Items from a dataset
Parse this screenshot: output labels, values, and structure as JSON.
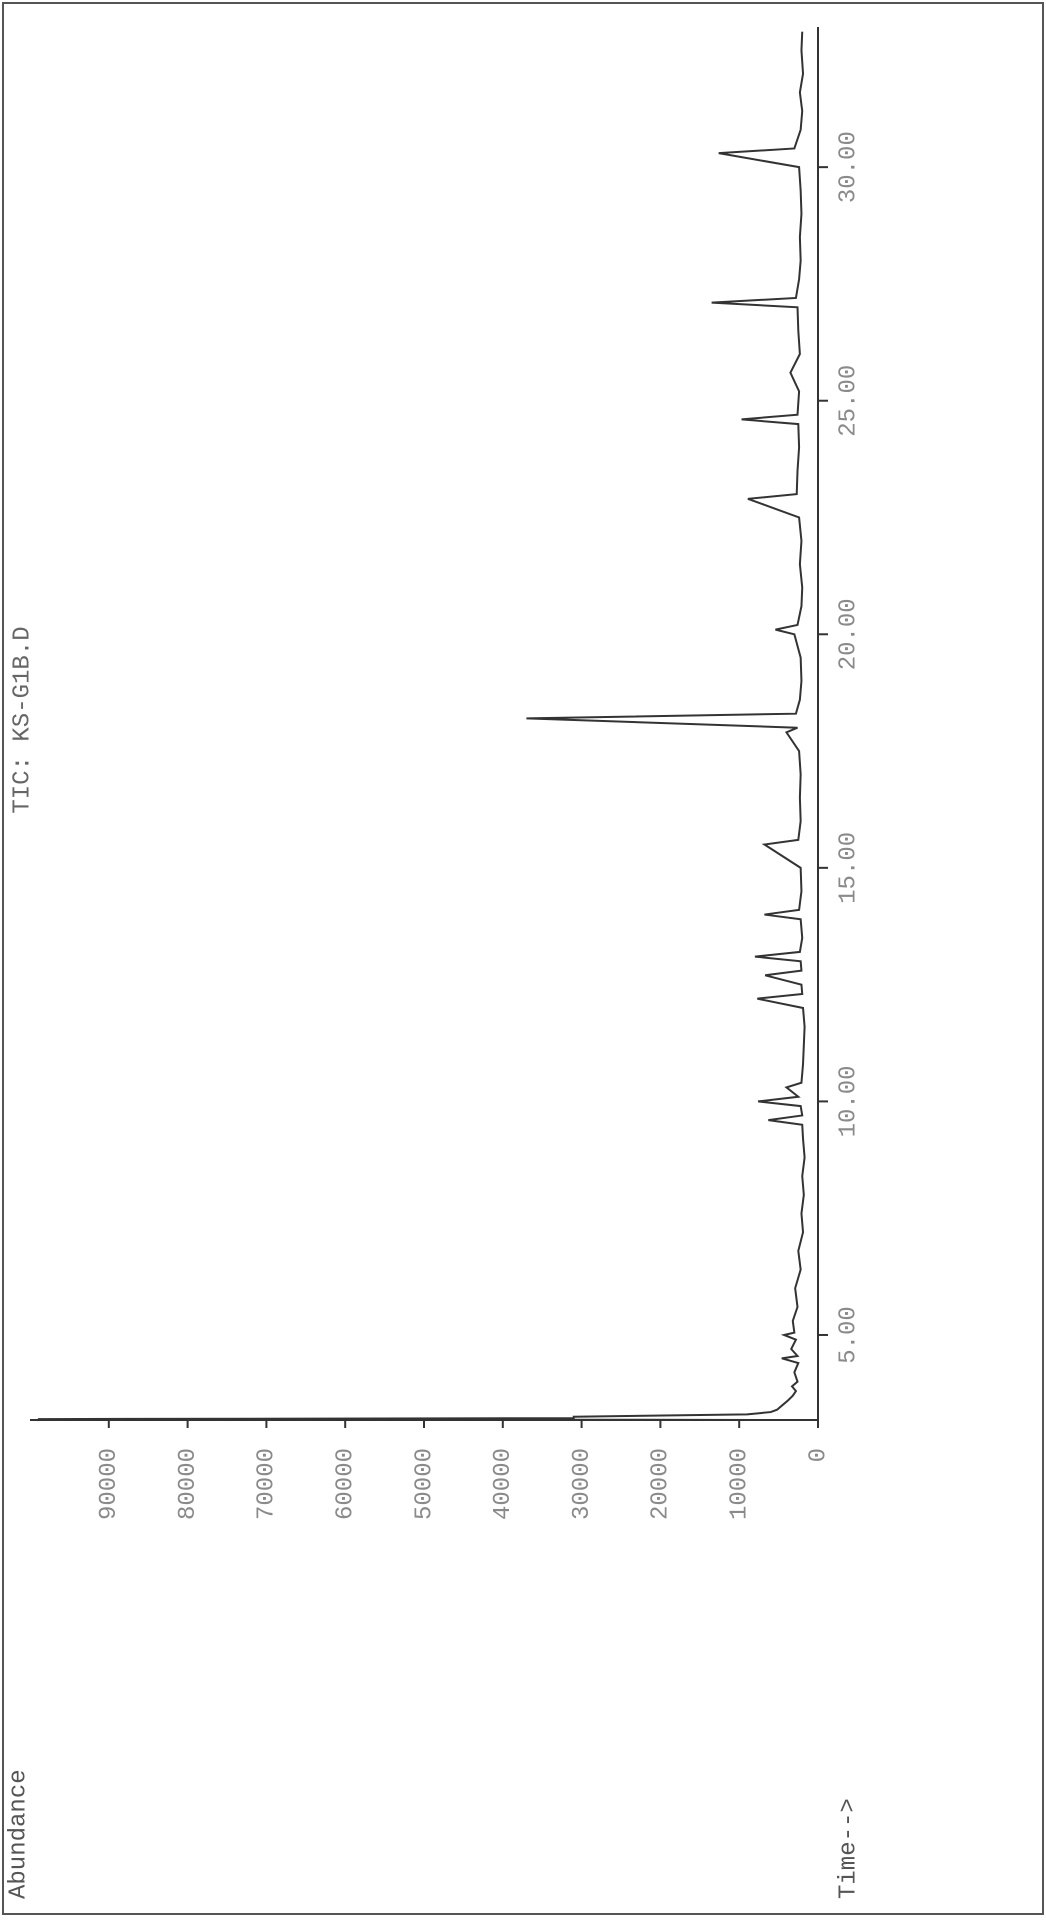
{
  "chart_data": {
    "type": "line",
    "title": "TIC: KS-G1B.D",
    "y_label": "Abundance",
    "x_label": "Time-->",
    "color": "#333333",
    "x": [
      3.18,
      3.2,
      3.22,
      3.25,
      3.3,
      3.35,
      3.4,
      3.5,
      3.6,
      3.7,
      3.8,
      3.9,
      4.0,
      4.2,
      4.4,
      4.5,
      4.55,
      4.7,
      4.9,
      5.0,
      5.05,
      5.3,
      5.6,
      6.0,
      6.4,
      6.8,
      7.2,
      7.6,
      8.0,
      8.4,
      8.8,
      9.2,
      9.5,
      9.6,
      9.7,
      9.9,
      10.0,
      10.1,
      10.3,
      10.4,
      10.8,
      11.2,
      11.6,
      12.0,
      12.2,
      12.3,
      12.5,
      12.7,
      12.8,
      13.0,
      13.1,
      13.2,
      13.5,
      13.9,
      14.0,
      14.1,
      14.5,
      15.0,
      15.5,
      15.6,
      16.0,
      16.5,
      17.0,
      17.5,
      17.9,
      18.0,
      18.2,
      18.3,
      18.6,
      19.0,
      19.5,
      20.0,
      20.1,
      20.2,
      20.6,
      21.0,
      21.5,
      22.0,
      22.5,
      22.9,
      23.0,
      23.5,
      24.0,
      24.5,
      24.6,
      24.7,
      25.2,
      25.6,
      26.0,
      26.5,
      27.0,
      27.1,
      27.2,
      27.6,
      28.0,
      28.5,
      29.0,
      29.5,
      30.0,
      30.3,
      30.4,
      30.8,
      31.2,
      31.6,
      32.0,
      32.5,
      32.9
    ],
    "values": [
      1500,
      99000,
      31000,
      31000,
      9000,
      6000,
      5200,
      4500,
      3800,
      3200,
      2800,
      3300,
      2600,
      3000,
      2500,
      4600,
      2600,
      3400,
      2800,
      4300,
      3000,
      3200,
      2600,
      2900,
      2200,
      2500,
      1900,
      2100,
      1800,
      2000,
      1700,
      1900,
      2000,
      6300,
      2000,
      2200,
      7600,
      2500,
      4000,
      2100,
      1900,
      1800,
      1700,
      1900,
      7700,
      2000,
      2100,
      6700,
      2100,
      2200,
      8000,
      2300,
      2000,
      2200,
      6800,
      2400,
      2100,
      2200,
      6800,
      2500,
      2200,
      2300,
      2200,
      2400,
      4000,
      2600,
      37000,
      2800,
      2300,
      2100,
      2200,
      3000,
      5400,
      2600,
      2100,
      2000,
      2300,
      2100,
      2400,
      8900,
      2700,
      2600,
      2400,
      2500,
      9700,
      2600,
      2400,
      3500,
      2300,
      2500,
      2600,
      13500,
      2800,
      2400,
      2200,
      2300,
      2100,
      2200,
      2400,
      12600,
      3000,
      2200,
      2000,
      2300,
      1900,
      2100,
      2000
    ],
    "xlim": [
      3.18,
      33.0
    ],
    "ylim": [
      0,
      100000
    ],
    "xticks": [
      {
        "value": 5,
        "label": "5.00"
      },
      {
        "value": 10,
        "label": "10.00"
      },
      {
        "value": 15,
        "label": "15.00"
      },
      {
        "value": 20,
        "label": "20.00"
      },
      {
        "value": 25,
        "label": "25.00"
      },
      {
        "value": 30,
        "label": "30.00"
      }
    ],
    "yticks": [
      0,
      10000,
      20000,
      30000,
      40000,
      50000,
      60000,
      70000,
      80000,
      90000
    ]
  }
}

YOUR TASK: Copy every line in the listing above where the string "values" turns up.

THE ANSWER:
Parse this screenshot: output labels, values, and structure as JSON.
    "values": [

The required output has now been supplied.